Exercise aim:
Keep only those lines of the records that include the string "name".
>> start Dataset entries
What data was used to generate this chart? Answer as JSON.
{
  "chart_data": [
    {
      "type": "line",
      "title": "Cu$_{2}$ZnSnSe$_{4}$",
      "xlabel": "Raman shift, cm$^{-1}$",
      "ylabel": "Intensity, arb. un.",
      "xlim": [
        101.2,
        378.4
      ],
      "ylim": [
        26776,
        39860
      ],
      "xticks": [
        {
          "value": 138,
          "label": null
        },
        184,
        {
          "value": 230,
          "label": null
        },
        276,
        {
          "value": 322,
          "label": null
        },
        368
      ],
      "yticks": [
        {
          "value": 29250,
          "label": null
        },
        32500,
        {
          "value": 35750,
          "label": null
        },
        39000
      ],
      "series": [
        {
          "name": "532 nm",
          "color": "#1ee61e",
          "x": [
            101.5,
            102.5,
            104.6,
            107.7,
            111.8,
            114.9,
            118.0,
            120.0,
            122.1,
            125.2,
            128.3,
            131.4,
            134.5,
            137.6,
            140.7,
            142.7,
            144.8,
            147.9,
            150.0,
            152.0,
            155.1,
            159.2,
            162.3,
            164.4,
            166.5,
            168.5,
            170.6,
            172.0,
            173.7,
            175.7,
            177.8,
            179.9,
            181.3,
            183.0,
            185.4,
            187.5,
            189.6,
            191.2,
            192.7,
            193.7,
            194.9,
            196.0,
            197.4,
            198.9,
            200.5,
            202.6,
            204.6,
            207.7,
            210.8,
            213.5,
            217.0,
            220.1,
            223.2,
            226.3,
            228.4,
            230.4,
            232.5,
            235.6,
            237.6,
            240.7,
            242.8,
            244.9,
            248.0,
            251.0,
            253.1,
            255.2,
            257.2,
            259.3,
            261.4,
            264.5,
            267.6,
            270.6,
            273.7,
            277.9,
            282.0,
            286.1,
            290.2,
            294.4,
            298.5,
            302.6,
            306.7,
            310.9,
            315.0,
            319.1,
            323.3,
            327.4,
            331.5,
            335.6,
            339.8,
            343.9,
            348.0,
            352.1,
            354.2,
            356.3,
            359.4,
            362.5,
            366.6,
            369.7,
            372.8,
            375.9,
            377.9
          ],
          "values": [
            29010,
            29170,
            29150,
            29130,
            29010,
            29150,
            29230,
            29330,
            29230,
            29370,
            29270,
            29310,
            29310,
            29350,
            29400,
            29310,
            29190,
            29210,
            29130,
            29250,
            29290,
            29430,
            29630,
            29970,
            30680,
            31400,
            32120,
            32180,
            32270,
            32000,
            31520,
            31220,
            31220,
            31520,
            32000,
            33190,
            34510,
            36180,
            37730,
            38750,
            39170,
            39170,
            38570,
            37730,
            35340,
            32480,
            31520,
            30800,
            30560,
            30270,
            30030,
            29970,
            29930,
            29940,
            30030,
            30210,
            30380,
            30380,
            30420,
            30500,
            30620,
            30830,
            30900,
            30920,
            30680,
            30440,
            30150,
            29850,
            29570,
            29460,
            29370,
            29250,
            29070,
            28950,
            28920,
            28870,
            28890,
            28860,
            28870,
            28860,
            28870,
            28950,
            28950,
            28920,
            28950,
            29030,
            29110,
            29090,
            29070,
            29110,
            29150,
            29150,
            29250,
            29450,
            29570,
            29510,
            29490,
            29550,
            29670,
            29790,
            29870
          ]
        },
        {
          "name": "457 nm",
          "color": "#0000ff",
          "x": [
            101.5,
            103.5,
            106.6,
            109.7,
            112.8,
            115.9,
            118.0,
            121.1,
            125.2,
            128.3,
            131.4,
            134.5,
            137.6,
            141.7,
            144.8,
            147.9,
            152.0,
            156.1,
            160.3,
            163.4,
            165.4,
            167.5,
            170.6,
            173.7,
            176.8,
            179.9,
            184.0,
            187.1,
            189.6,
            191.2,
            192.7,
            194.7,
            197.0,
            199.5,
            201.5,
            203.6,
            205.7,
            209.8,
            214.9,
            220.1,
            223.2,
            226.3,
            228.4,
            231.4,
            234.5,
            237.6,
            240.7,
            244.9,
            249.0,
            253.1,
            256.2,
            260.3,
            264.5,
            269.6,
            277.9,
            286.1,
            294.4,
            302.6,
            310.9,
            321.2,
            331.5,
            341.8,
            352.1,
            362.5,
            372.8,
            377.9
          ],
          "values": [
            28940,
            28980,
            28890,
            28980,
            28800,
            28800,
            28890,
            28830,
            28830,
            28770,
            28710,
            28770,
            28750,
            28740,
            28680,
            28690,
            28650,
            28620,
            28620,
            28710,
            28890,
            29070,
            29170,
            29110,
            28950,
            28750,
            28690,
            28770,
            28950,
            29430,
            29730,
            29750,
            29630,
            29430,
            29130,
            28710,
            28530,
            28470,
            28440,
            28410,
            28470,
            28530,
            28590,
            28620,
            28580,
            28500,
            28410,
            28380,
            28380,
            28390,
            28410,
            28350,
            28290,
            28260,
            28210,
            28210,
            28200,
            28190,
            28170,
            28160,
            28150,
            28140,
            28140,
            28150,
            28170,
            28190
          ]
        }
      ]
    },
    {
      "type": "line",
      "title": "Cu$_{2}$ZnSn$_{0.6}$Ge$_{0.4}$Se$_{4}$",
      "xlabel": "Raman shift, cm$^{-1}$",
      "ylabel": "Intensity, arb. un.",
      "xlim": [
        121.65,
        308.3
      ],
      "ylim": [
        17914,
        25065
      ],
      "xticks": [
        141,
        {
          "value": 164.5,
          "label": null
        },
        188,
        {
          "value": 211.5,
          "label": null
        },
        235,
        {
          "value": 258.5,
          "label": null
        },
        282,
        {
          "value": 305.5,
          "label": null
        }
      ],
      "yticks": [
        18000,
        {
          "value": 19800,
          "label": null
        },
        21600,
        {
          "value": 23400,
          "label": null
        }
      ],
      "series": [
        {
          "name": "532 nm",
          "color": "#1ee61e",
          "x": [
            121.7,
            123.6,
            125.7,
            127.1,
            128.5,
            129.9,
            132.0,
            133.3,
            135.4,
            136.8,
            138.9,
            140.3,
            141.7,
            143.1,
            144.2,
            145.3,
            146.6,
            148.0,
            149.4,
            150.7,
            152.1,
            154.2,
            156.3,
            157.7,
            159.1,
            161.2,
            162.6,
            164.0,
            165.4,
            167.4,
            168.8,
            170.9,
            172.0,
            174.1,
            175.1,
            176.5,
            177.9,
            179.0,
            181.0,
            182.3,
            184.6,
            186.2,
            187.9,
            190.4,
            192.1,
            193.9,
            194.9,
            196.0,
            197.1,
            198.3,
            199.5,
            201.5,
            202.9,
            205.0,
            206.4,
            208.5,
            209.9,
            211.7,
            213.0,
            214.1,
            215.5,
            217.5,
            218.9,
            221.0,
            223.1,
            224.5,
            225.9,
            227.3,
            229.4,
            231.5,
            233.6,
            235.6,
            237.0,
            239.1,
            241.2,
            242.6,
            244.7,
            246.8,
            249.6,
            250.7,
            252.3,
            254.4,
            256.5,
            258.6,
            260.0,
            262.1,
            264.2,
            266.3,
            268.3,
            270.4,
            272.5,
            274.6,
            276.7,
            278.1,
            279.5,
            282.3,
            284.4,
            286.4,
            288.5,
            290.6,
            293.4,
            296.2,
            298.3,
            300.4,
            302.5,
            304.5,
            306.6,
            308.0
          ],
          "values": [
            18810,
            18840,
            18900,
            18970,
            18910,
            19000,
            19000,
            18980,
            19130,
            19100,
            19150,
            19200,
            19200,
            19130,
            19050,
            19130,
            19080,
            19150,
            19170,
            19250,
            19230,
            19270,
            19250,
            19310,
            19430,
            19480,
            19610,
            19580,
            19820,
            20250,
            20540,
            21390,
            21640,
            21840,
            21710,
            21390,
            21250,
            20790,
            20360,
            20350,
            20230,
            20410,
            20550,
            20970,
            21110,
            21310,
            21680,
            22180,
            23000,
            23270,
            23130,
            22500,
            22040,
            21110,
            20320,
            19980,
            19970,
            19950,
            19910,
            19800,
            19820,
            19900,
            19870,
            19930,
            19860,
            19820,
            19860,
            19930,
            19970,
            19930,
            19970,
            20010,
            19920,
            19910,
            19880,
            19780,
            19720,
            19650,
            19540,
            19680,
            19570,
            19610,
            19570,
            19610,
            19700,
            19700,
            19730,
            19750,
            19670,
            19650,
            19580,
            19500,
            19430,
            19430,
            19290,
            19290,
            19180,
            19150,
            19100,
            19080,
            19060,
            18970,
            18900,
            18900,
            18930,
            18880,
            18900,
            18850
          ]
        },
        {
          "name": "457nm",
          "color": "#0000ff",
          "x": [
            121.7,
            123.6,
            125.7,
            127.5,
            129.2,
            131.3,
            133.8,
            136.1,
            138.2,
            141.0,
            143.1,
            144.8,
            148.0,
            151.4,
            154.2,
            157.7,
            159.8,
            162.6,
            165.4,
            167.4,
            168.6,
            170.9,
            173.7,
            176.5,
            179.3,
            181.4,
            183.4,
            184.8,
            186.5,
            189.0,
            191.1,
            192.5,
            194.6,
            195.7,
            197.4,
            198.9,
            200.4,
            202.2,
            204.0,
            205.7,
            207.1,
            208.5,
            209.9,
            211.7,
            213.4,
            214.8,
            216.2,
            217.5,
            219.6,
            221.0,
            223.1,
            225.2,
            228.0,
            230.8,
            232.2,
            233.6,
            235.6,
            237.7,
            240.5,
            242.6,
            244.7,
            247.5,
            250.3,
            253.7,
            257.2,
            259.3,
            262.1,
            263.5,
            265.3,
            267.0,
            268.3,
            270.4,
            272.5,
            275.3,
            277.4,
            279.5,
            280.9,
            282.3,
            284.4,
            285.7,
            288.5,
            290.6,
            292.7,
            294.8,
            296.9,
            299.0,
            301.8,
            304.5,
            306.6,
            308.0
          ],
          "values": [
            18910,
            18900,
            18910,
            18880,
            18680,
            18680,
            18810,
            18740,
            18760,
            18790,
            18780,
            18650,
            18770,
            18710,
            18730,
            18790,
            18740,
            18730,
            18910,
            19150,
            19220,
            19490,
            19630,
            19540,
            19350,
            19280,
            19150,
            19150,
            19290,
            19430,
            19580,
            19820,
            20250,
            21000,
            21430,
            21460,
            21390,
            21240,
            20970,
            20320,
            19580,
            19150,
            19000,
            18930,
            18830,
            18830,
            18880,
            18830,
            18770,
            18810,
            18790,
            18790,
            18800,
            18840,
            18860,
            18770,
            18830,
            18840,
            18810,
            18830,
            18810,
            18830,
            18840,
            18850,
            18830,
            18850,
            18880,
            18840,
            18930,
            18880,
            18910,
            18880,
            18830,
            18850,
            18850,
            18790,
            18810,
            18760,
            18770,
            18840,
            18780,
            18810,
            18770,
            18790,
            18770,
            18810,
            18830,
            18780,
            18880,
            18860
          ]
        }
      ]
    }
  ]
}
>> end Dataset entries
Written solution:
          "name": "532 nm",
          "name": "457 nm",
          "name": "532 nm",
          "name": "457nm",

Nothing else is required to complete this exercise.